Pull every line that holds the word "Sant" from the entries.
▶
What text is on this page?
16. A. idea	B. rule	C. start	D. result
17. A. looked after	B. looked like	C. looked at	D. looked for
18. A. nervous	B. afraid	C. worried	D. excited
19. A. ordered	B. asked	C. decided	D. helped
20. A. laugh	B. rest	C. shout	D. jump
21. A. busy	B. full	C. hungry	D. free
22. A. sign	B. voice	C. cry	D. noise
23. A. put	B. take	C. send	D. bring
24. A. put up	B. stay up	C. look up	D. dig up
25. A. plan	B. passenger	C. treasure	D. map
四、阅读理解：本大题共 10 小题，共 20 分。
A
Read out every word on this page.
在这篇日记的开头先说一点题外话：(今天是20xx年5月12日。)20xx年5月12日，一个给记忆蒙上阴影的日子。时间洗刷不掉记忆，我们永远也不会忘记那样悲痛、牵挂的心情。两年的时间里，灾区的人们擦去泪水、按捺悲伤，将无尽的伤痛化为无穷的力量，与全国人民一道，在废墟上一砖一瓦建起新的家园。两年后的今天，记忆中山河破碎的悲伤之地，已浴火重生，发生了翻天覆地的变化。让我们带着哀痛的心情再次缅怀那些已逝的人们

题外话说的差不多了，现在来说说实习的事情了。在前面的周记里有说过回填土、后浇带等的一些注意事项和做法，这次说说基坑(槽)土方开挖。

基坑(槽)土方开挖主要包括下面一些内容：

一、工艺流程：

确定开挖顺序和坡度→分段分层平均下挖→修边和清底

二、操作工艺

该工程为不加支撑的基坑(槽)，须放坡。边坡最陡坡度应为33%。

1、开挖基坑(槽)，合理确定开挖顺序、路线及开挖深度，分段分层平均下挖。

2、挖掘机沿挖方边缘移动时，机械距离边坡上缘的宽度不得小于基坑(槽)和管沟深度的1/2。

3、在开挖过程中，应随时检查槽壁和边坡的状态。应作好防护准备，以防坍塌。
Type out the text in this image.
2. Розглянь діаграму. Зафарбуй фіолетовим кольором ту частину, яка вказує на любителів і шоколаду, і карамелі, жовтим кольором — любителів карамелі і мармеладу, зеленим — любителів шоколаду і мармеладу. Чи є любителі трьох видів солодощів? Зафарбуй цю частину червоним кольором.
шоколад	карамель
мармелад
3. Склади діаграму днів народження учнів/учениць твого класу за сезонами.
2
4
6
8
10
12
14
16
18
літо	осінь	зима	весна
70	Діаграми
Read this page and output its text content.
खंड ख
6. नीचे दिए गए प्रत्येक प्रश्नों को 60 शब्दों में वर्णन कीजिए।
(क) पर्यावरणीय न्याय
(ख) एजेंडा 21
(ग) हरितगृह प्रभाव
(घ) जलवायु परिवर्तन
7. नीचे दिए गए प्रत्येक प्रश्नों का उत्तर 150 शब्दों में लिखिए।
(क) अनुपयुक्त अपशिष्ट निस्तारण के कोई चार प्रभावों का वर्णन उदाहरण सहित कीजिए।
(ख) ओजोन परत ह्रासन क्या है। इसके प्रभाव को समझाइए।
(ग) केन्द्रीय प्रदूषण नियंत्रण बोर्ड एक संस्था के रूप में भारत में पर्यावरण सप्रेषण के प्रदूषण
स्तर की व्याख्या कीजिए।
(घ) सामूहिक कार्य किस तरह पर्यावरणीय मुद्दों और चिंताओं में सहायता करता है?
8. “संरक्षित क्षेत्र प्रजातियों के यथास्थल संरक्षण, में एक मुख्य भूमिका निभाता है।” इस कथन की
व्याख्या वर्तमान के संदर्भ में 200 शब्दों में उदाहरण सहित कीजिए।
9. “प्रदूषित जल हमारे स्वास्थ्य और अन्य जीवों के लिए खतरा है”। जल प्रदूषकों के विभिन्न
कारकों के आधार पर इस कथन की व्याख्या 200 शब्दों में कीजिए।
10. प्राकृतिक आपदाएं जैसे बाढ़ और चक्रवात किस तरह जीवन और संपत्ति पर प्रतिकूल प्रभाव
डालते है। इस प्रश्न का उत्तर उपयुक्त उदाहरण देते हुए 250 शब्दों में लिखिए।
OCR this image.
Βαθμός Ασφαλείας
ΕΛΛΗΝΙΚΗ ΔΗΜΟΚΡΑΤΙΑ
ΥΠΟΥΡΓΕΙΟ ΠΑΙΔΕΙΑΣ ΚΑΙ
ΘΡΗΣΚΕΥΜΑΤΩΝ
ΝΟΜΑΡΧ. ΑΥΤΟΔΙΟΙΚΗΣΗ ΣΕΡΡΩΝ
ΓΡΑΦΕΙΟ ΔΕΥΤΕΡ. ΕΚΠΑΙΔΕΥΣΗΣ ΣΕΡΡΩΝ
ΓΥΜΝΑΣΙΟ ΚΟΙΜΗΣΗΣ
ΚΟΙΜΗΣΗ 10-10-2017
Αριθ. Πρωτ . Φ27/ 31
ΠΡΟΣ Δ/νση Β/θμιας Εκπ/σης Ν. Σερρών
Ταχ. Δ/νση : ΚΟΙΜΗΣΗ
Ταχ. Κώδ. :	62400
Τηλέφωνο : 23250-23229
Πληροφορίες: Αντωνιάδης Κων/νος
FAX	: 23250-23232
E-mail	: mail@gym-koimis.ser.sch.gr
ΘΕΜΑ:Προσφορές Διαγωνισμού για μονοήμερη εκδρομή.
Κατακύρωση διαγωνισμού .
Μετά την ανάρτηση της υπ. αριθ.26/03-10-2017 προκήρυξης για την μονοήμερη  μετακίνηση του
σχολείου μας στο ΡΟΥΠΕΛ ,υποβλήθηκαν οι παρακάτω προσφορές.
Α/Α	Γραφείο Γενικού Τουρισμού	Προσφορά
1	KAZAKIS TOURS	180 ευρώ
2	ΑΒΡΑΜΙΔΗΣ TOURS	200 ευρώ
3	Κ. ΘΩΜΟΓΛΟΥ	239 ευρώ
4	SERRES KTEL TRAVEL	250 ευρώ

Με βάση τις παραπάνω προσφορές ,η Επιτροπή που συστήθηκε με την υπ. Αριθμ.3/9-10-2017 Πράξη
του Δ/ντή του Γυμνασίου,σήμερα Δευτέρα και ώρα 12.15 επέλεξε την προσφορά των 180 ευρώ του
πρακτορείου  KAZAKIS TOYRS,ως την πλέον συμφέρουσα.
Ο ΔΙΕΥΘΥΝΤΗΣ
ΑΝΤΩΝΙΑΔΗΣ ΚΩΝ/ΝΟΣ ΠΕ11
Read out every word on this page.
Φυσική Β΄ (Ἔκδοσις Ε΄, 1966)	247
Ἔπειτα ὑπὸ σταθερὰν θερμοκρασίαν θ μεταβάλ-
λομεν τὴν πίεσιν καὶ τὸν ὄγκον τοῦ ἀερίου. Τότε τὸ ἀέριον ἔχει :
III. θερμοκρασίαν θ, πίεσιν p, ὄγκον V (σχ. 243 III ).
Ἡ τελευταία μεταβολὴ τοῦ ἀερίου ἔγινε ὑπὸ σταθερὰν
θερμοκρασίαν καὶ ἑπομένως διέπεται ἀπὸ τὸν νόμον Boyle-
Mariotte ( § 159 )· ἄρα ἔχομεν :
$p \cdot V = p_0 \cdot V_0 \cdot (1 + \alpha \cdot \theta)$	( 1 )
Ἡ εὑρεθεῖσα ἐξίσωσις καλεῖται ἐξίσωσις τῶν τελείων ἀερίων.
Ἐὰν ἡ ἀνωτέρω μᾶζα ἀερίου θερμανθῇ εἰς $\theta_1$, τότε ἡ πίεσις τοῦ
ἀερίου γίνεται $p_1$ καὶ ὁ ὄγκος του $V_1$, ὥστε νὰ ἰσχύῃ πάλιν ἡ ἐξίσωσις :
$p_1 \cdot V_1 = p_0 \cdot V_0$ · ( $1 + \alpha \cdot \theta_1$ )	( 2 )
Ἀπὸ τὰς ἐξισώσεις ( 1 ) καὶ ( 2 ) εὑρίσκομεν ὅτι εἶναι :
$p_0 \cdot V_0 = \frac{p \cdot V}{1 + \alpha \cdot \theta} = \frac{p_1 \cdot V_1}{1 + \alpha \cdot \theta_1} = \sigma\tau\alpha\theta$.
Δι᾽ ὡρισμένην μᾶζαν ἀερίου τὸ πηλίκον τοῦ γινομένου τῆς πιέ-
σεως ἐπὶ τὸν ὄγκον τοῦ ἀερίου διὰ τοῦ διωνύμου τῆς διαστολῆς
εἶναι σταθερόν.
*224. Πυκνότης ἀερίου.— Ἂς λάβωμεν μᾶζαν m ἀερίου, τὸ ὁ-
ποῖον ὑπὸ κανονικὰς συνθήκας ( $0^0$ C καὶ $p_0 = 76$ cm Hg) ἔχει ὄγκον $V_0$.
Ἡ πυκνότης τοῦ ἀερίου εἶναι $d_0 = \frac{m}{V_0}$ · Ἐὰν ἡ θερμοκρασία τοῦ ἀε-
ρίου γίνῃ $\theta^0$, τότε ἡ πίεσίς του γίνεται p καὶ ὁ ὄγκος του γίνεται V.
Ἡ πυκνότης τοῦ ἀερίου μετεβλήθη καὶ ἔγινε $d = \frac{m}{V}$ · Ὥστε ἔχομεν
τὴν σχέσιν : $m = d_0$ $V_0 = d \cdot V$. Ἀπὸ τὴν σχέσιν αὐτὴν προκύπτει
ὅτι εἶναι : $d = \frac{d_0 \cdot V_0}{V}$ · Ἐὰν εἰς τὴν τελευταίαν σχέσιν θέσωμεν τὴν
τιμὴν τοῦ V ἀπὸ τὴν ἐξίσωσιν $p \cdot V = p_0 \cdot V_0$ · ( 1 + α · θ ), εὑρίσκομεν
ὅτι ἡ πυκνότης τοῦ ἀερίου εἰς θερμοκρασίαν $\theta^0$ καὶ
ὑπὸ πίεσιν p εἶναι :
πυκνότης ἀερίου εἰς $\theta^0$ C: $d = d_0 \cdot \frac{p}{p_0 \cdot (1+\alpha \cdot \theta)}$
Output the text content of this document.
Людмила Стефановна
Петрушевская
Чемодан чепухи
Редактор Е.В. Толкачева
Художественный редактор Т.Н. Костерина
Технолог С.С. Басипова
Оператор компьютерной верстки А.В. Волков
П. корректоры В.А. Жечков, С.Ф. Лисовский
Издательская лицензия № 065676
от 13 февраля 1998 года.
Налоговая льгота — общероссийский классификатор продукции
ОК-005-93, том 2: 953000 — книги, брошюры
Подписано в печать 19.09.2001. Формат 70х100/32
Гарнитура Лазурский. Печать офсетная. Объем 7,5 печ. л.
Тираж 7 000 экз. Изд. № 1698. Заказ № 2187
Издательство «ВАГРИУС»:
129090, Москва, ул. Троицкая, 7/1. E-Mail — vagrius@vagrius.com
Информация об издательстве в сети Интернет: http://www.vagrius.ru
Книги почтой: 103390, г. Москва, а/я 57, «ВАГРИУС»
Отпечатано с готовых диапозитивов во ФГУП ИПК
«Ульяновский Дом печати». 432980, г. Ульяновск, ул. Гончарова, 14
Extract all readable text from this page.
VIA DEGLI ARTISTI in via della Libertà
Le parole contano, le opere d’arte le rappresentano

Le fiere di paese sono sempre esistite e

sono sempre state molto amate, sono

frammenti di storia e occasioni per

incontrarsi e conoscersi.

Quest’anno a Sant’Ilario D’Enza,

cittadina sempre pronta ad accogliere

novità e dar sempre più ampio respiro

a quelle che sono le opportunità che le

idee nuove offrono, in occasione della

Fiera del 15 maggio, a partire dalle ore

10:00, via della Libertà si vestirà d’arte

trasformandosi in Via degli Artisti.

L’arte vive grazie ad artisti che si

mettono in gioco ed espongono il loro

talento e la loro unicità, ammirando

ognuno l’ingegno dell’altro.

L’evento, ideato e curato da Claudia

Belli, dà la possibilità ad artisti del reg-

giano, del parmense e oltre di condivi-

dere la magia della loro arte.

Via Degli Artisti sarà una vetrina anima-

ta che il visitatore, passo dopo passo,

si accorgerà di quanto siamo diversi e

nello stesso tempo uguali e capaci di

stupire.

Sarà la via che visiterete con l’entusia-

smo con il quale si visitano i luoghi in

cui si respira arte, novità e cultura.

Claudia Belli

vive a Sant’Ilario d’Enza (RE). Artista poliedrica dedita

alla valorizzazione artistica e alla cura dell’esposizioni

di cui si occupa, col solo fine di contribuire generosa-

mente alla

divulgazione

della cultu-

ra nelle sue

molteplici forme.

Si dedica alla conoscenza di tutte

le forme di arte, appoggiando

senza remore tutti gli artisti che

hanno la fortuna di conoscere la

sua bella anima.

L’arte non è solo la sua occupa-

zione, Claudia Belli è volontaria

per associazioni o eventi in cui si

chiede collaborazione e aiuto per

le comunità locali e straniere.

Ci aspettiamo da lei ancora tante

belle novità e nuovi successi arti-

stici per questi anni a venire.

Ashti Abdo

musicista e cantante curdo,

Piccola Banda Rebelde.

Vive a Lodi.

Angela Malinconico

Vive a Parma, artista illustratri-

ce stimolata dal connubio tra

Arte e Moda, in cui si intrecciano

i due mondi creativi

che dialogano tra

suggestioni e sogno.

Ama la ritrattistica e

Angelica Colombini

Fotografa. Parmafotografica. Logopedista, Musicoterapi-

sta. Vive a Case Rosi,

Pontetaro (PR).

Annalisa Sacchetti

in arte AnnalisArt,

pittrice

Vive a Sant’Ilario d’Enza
◀
→ **ANSWER TO THE PROBLEM**:
Quest’anno a Sant’Ilario D’Enza,
vive a Sant’Ilario d’Enza (RE). Artista poliedrica dedita
Vive a Sant’Ilario d’Enza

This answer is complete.